→ Aim of the exercise
Copy the records below exactly, leaving out every picture.

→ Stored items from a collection

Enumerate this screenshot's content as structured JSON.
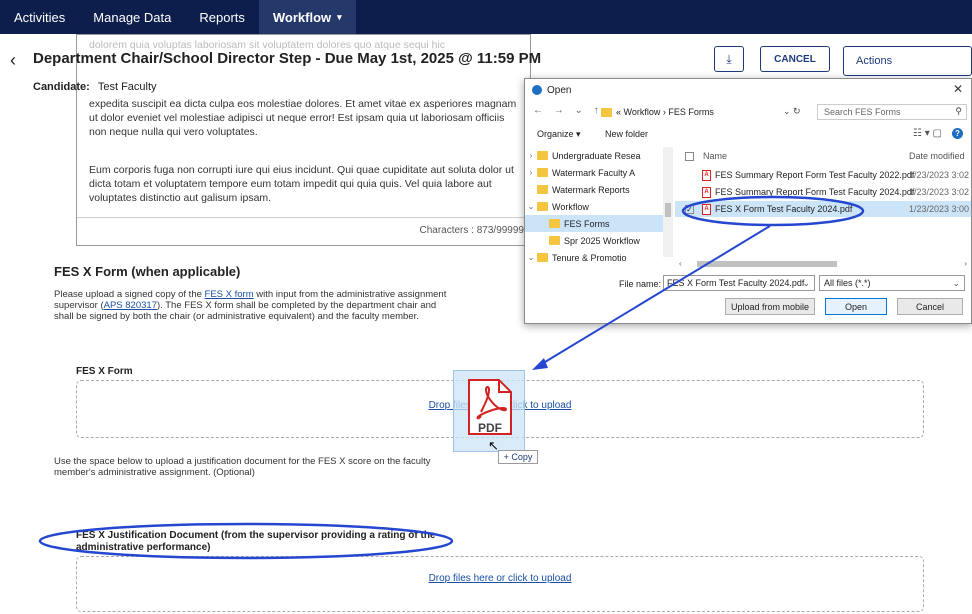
{
  "nav": {
    "items": [
      "Activities",
      "Manage Data",
      "Reports",
      "Workflow"
    ],
    "active_caret": "▾"
  },
  "header": {
    "back": "‹",
    "title": "Department Chair/School Director Step - Due May 1st, 2025 @ 11:59 PM",
    "candidate_label": "Candidate:",
    "candidate_name": "Test Faculty",
    "download_icon": "⤓",
    "cancel_label": "CANCEL",
    "actions_label": "Actions"
  },
  "textbox": {
    "faded_top": "dolorem quia voluptas laboriosam sit voluptatem dolores quo atque sequi hic",
    "para1_pre": "expedita suscipit ea dicta culpa eos molestiae dolores. Et amet vitae ex asperiores magnam ut dolor eveniet vel molestiae adipisci ut neque error! Est ipsam quia ut laboriosam officiis non neque nulla qui vero voluptates.",
    "para2": "Eum corporis fuga non corrupti iure qui eius incidunt. Qui quae cupiditate aut soluta dolor ut dicta totam et voluptatem tempore eum totam impedit qui quia quis. Vel quia labore aut voluptates distinctio aut galisum ipsam.",
    "characters": "Characters : 873/99999"
  },
  "fesx": {
    "title": "FES X  Form (when applicable)",
    "desc_1": "Please upload a signed copy of the ",
    "desc_link1": "FES X form",
    "desc_2": " with input from the administrative assignment supervisor (",
    "desc_link2": "APS 820317",
    "desc_3": "). The FES X form shall be completed by the department chair and shall be signed by both the chair (or administrative equivalent) and the faculty member.",
    "form_label": "FES X Form",
    "drop_text": "Drop files here or click to upload",
    "help": "Use the space below to upload a justification document for the FES X score on the faculty member's administrative assignment. (Optional)",
    "justification_label": "FES X Justification Document (from the supervisor providing a rating of the administrative performance)",
    "drop_text2": "Drop files here or click to upload"
  },
  "dialog": {
    "title": "Open",
    "close": "✕",
    "nav_arrows": "← → ⌄ ↑",
    "address": "« Workflow  ›  FES Forms",
    "address_dd": "⌄  ↻",
    "search_placeholder": "Search FES Forms",
    "organize": "Organize ▾",
    "new_folder": "New folder",
    "view_icons": "☷ ▾   ▢",
    "help": "?",
    "tree": [
      {
        "twisty": "›",
        "label": "Undergraduate Resea"
      },
      {
        "twisty": "›",
        "label": "Watermark Faculty A"
      },
      {
        "twisty": "",
        "label": "Watermark Reports"
      },
      {
        "twisty": "⌄",
        "label": "Workflow"
      },
      {
        "twisty": "",
        "label": "FES Forms"
      },
      {
        "twisty": "",
        "label": "Spr 2025 Workflow"
      },
      {
        "twisty": "⌄",
        "label": "Tenure & Promotio"
      }
    ],
    "list_header_name": "Name",
    "list_header_date": "Date modified",
    "files": [
      {
        "name": "FES Summary Report Form Test Faculty 2022.pdf",
        "date": "1/23/2023 3:02",
        "checked": ""
      },
      {
        "name": "FES Summary Report Form Test Faculty 2024.pdf",
        "date": "1/23/2023 3:02",
        "checked": ""
      },
      {
        "name": "FES X Form Test Faculty 2024.pdf",
        "date": "1/23/2023 3:00",
        "checked": "✓"
      }
    ],
    "pdf_glyph": "A",
    "filename_label": "File name:",
    "filename_value": "FES X Form Test Faculty 2024.pdf",
    "filetype_value": "All files (*.*)",
    "dd": "⌄",
    "upload_mobile": "Upload from mobile",
    "open": "Open",
    "cancel": "Cancel",
    "scroll_left": "‹",
    "scroll_right": "›"
  },
  "drag": {
    "pdf_label": "PDF",
    "copy_label": "+ Copy",
    "cursor": "↖"
  },
  "colors": {
    "nav_bg": "#0d1e4c",
    "brand_blue": "#1f3a7a",
    "annotation_blue": "#2547d0",
    "pdf_red": "#d22222"
  }
}
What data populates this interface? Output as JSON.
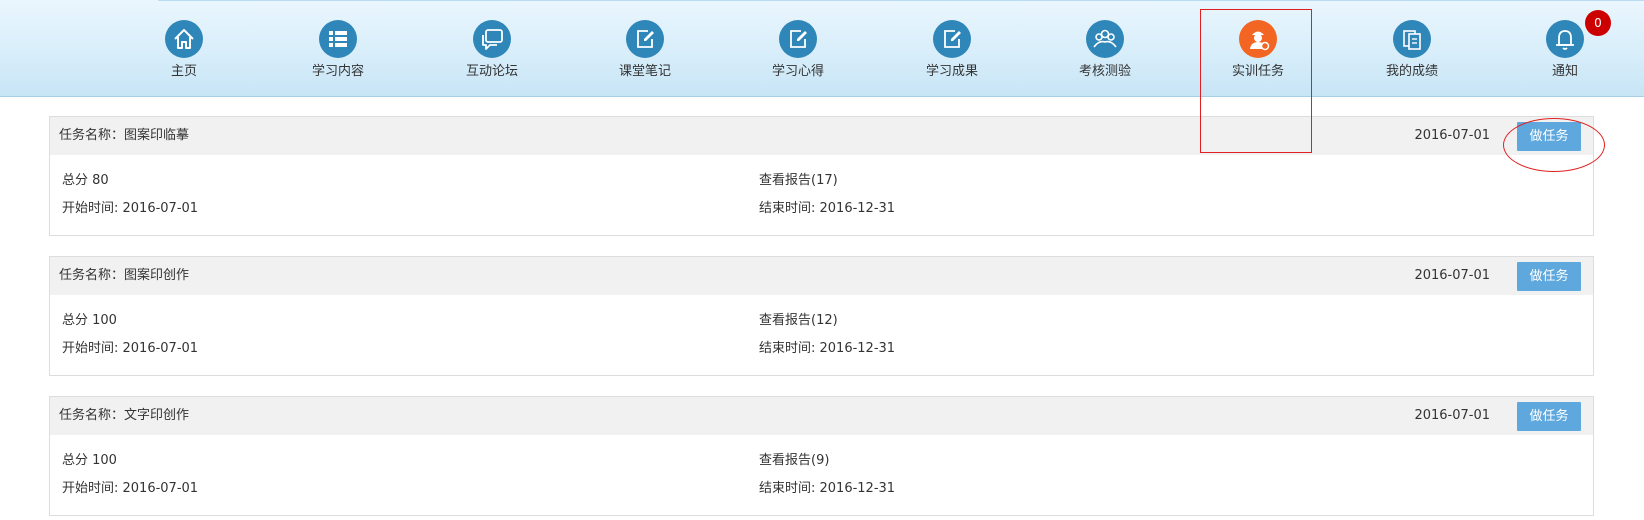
{
  "nav": {
    "items": [
      {
        "label": "主页",
        "icon": "home-icon"
      },
      {
        "label": "学习内容",
        "icon": "list-icon"
      },
      {
        "label": "互动论坛",
        "icon": "chat-bubble-icon"
      },
      {
        "label": "课堂笔记",
        "icon": "edit-note-icon"
      },
      {
        "label": "学习心得",
        "icon": "edit-note-icon"
      },
      {
        "label": "学习成果",
        "icon": "edit-note-icon"
      },
      {
        "label": "考核测验",
        "icon": "group-icon"
      },
      {
        "label": "实训任务",
        "icon": "trainee-icon",
        "active": true
      },
      {
        "label": "我的成绩",
        "icon": "grades-icon"
      },
      {
        "label": "通知",
        "icon": "bell-icon"
      }
    ],
    "notification_count": "0",
    "colors": {
      "icon_bg": "#2f86b8",
      "active_icon_bg": "#f26522",
      "badge": "#cc0000"
    }
  },
  "tasks": [
    {
      "name_prefix": "任务名称：",
      "name": "图案印临摹",
      "date": "2016-07-01",
      "button": "做任务",
      "score": "总分 80",
      "report": "查看报告(17)",
      "start": "开始时间: 2016-07-01",
      "end": "结束时间: 2016-12-31"
    },
    {
      "name_prefix": "任务名称：",
      "name": "图案印创作",
      "date": "2016-07-01",
      "button": "做任务",
      "score": "总分 100",
      "report": "查看报告(12)",
      "start": "开始时间: 2016-07-01",
      "end": "结束时间: 2016-12-31"
    },
    {
      "name_prefix": "任务名称：",
      "name": "文字印创作",
      "date": "2016-07-01",
      "button": "做任务",
      "score": "总分 100",
      "report": "查看报告(9)",
      "start": "开始时间: 2016-07-01",
      "end": "结束时间: 2016-12-31"
    }
  ],
  "colors": {
    "button": "#5fa8de",
    "annotation": "#e02020"
  }
}
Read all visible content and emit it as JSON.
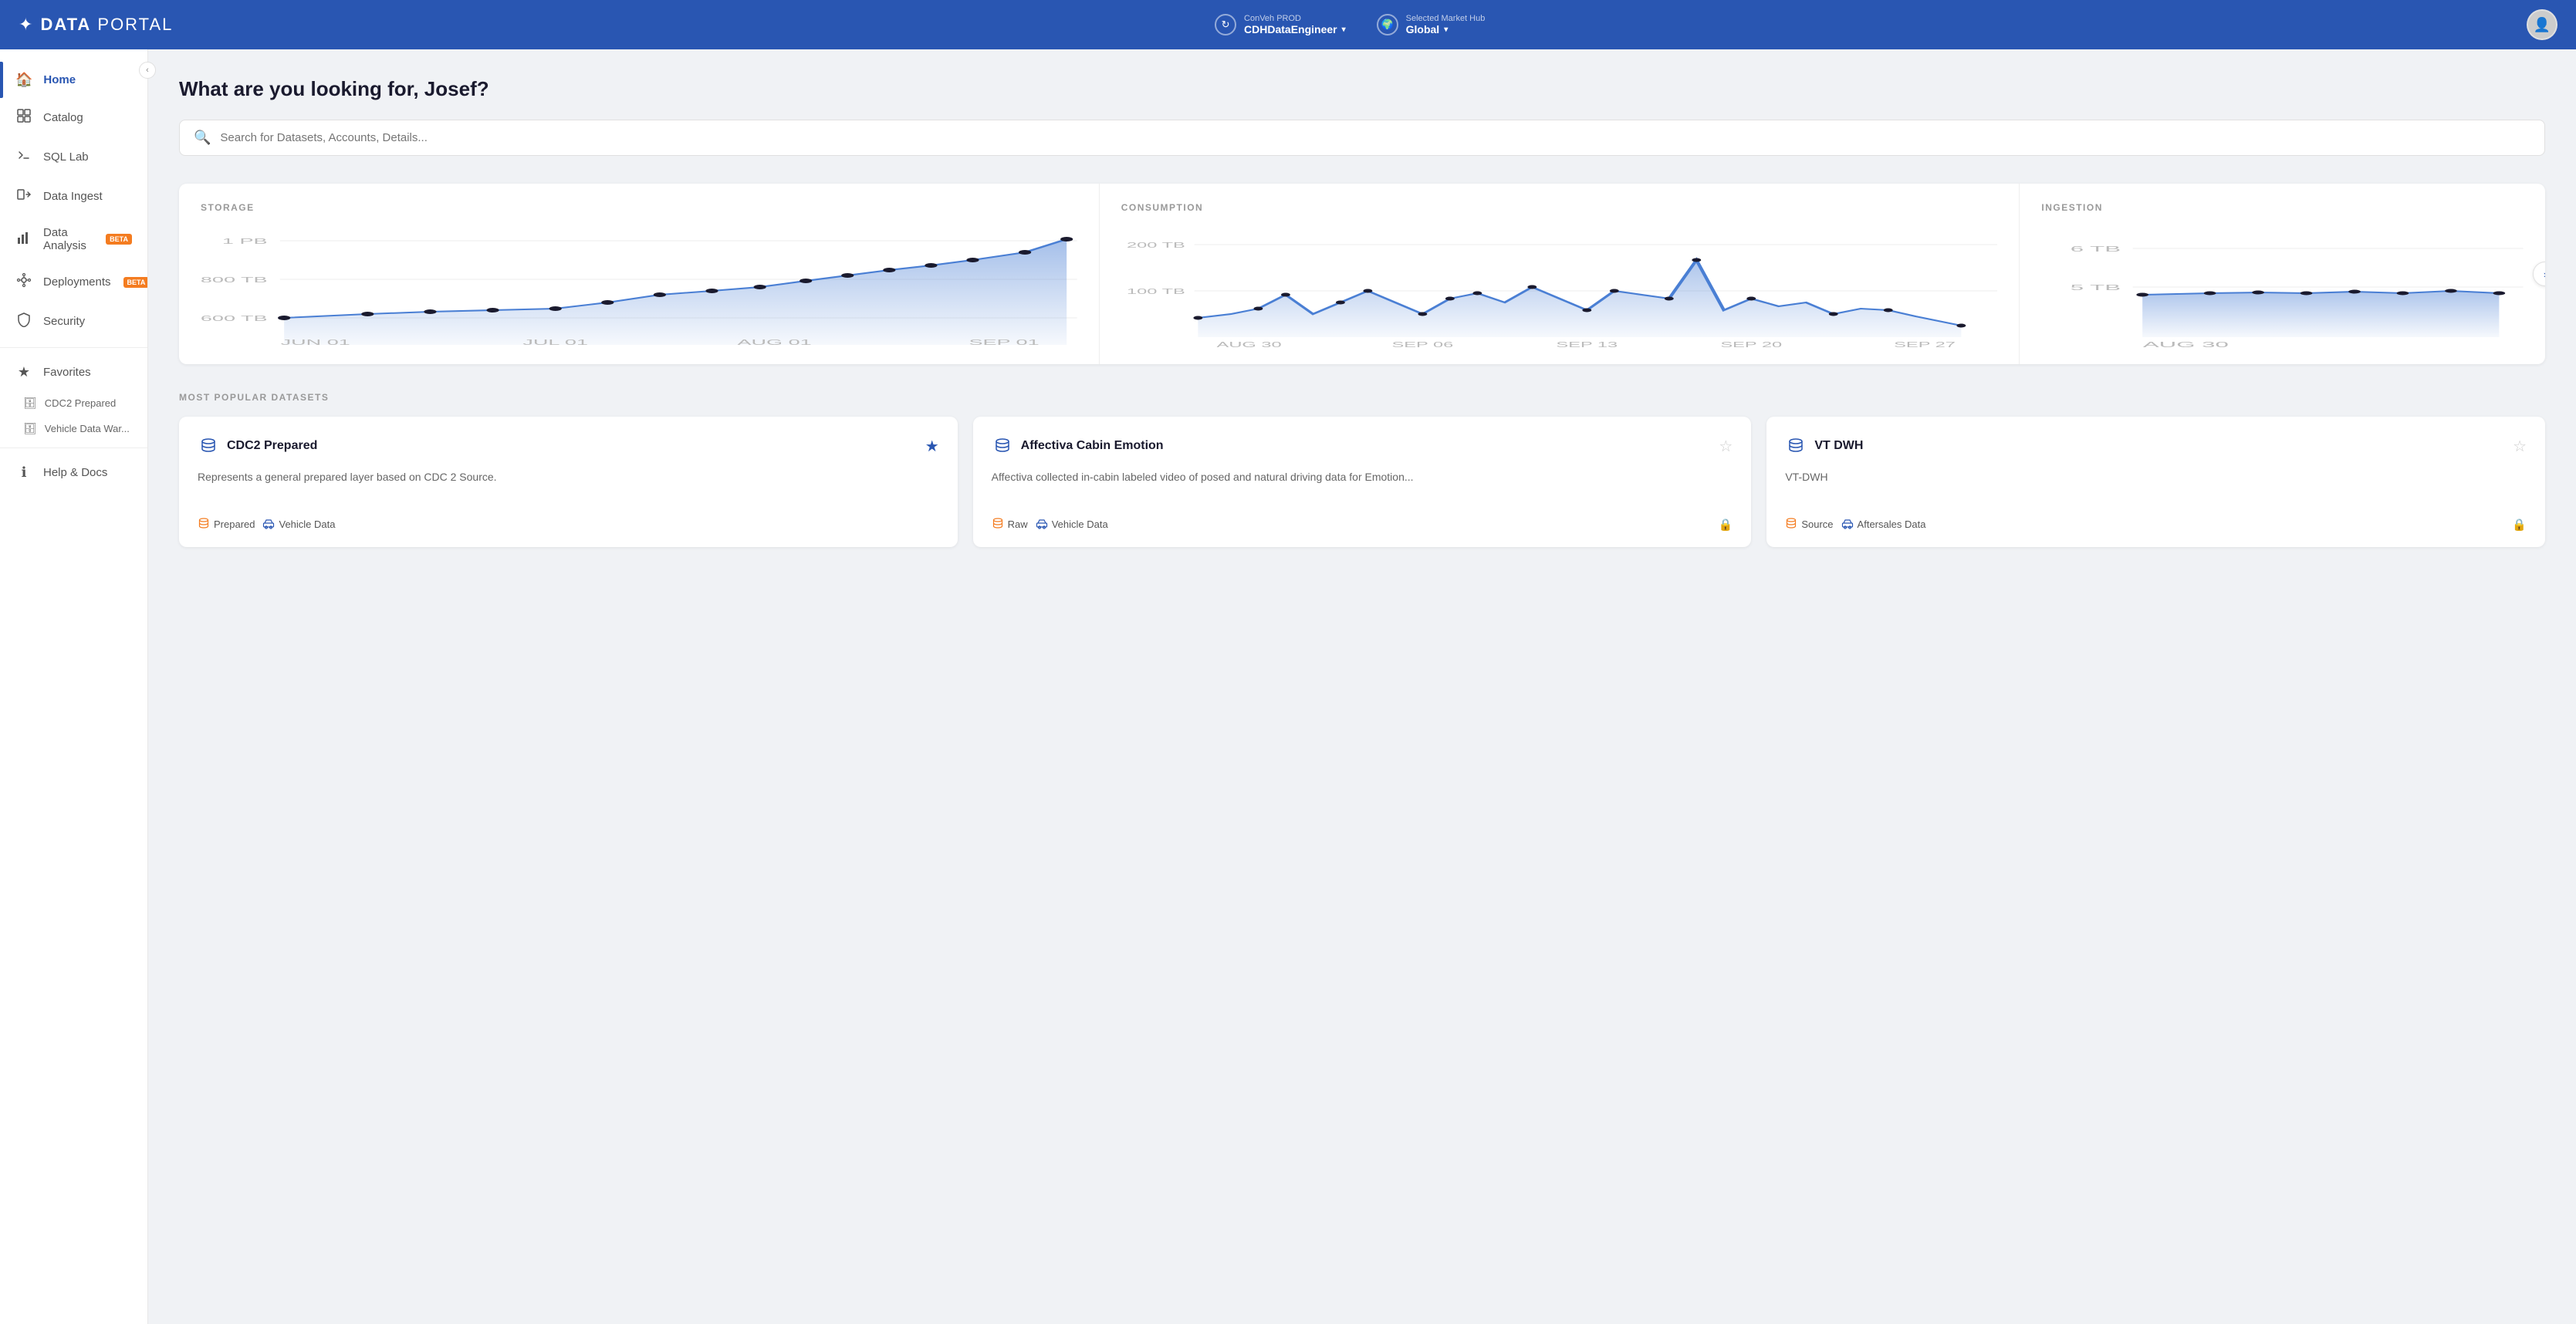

→ Correct output
Enumerate this screenshot's content as structured JSON.
{
  "nav": {
    "items": [
      "Activities",
      "Manage Data",
      "Reports",
      "Workflow"
    ],
    "active_caret": "▾"
  },
  "header": {
    "back": "‹",
    "title": "Department Chair/School Director Step - Due May 1st, 2025 @ 11:59 PM",
    "candidate_label": "Candidate:",
    "candidate_name": "Test Faculty",
    "download_icon": "⤓",
    "cancel_label": "CANCEL",
    "actions_label": "Actions"
  },
  "textbox": {
    "faded_top": "dolorem quia voluptas laboriosam sit voluptatem dolores quo atque sequi hic",
    "para1_pre": "expedita suscipit ea dicta culpa eos molestiae dolores. Et amet vitae ex asperiores magnam ut dolor eveniet vel molestiae adipisci ut neque error! Est ipsam quia ut laboriosam officiis non neque nulla qui vero voluptates.",
    "para2": "Eum corporis fuga non corrupti iure qui eius incidunt. Qui quae cupiditate aut soluta dolor ut dicta totam et voluptatem tempore eum totam impedit qui quia quis. Vel quia labore aut voluptates distinctio aut galisum ipsam.",
    "characters": "Characters : 873/99999"
  },
  "fesx": {
    "title": "FES X  Form (when applicable)",
    "desc_1": "Please upload a signed copy of the ",
    "desc_link1": "FES X form",
    "desc_2": " with input from the administrative assignment supervisor (",
    "desc_link2": "APS 820317",
    "desc_3": "). The FES X form shall be completed by the department chair and shall be signed by both the chair (or administrative equivalent) and the faculty member.",
    "form_label": "FES X Form",
    "drop_text": "Drop files here or click to upload",
    "help": "Use the space below to upload a justification document for the FES X score on the faculty member's administrative assignment. (Optional)",
    "justification_label": "FES X Justification Document (from the supervisor providing a rating of the administrative performance)",
    "drop_text2": "Drop files here or click to upload"
  },
  "dialog": {
    "title": "Open",
    "close": "✕",
    "nav_arrows": "← → ⌄ ↑",
    "address": "« Workflow  ›  FES Forms",
    "address_dd": "⌄  ↻",
    "search_placeholder": "Search FES Forms",
    "organize": "Organize ▾",
    "new_folder": "New folder",
    "view_icons": "☷ ▾   ▢",
    "help": "?",
    "tree": [
      {
        "twisty": "›",
        "label": "Undergraduate Resea"
      },
      {
        "twisty": "›",
        "label": "Watermark Faculty A"
      },
      {
        "twisty": "",
        "label": "Watermark Reports"
      },
      {
        "twisty": "⌄",
        "label": "Workflow"
      },
      {
        "twisty": "",
        "label": "FES Forms"
      },
      {
        "twisty": "",
        "label": "Spr 2025 Workflow"
      },
      {
        "twisty": "⌄",
        "label": "Tenure & Promotio"
      }
    ],
    "list_header_name": "Name",
    "list_header_date": "Date modified",
    "files": [
      {
        "name": "FES Summary Report Form Test Faculty 2022.pdf",
        "date": "1/23/2023 3:02",
        "checked": ""
      },
      {
        "name": "FES Summary Report Form Test Faculty 2024.pdf",
        "date": "1/23/2023 3:02",
        "checked": ""
      },
      {
        "name": "FES X Form Test Faculty 2024.pdf",
        "date": "1/23/2023 3:00",
        "checked": "✓"
      }
    ],
    "pdf_glyph": "A",
    "filename_label": "File name:",
    "filename_value": "FES X Form Test Faculty 2024.pdf",
    "filetype_value": "All files (*.*)",
    "dd": "⌄",
    "upload_mobile": "Upload from mobile",
    "open": "Open",
    "cancel": "Cancel",
    "scroll_left": "‹",
    "scroll_right": "›"
  },
  "drag": {
    "pdf_label": "PDF",
    "copy_label": "+ Copy",
    "cursor": "↖"
  },
  "colors": {
    "nav_bg": "#0d1e4c",
    "brand_blue": "#1f3a7a",
    "annotation_blue": "#2547d0",
    "pdf_red": "#d22222"
  }
}
What data populates this interface? Output as JSON.
{
  "nav": {
    "items": [
      {
        "label": "主页",
        "icon": "home-icon"
      },
      {
        "label": "学习内容",
        "icon": "list-icon"
      },
      {
        "label": "互动论坛",
        "icon": "chat-bubble-icon"
      },
      {
        "label": "课堂笔记",
        "icon": "edit-note-icon"
      },
      {
        "label": "学习心得",
        "icon": "edit-note-icon"
      },
      {
        "label": "学习成果",
        "icon": "edit-note-icon"
      },
      {
        "label": "考核测验",
        "icon": "group-icon"
      },
      {
        "label": "实训任务",
        "icon": "trainee-icon",
        "active": true
      },
      {
        "label": "我的成绩",
        "icon": "grades-icon"
      },
      {
        "label": "通知",
        "icon": "bell-icon"
      }
    ],
    "notification_count": "0",
    "colors": {
      "icon_bg": "#2f86b8",
      "active_icon_bg": "#f26522",
      "badge": "#cc0000"
    }
  },
  "tasks": [
    {
      "name_prefix": "任务名称：",
      "name": "图案印临摹",
      "date": "2016-07-01",
      "button": "做任务",
      "score": "总分 80",
      "report": "查看报告(17)",
      "start": "开始时间: 2016-07-01",
      "end": "结束时间: 2016-12-31"
    },
    {
      "name_prefix": "任务名称：",
      "name": "图案印创作",
      "date": "2016-07-01",
      "button": "做任务",
      "score": "总分 100",
      "report": "查看报告(12)",
      "start": "开始时间: 2016-07-01",
      "end": "结束时间: 2016-12-31"
    },
    {
      "name_prefix": "任务名称：",
      "name": "文字印创作",
      "date": "2016-07-01",
      "button": "做任务",
      "score": "总分 100",
      "report": "查看报告(9)",
      "start": "开始时间: 2016-07-01",
      "end": "结束时间: 2016-12-31"
    }
  ],
  "colors": {
    "button": "#5fa8de",
    "annotation": "#e02020"
  }
}
Read all visible content and emit it as JSON.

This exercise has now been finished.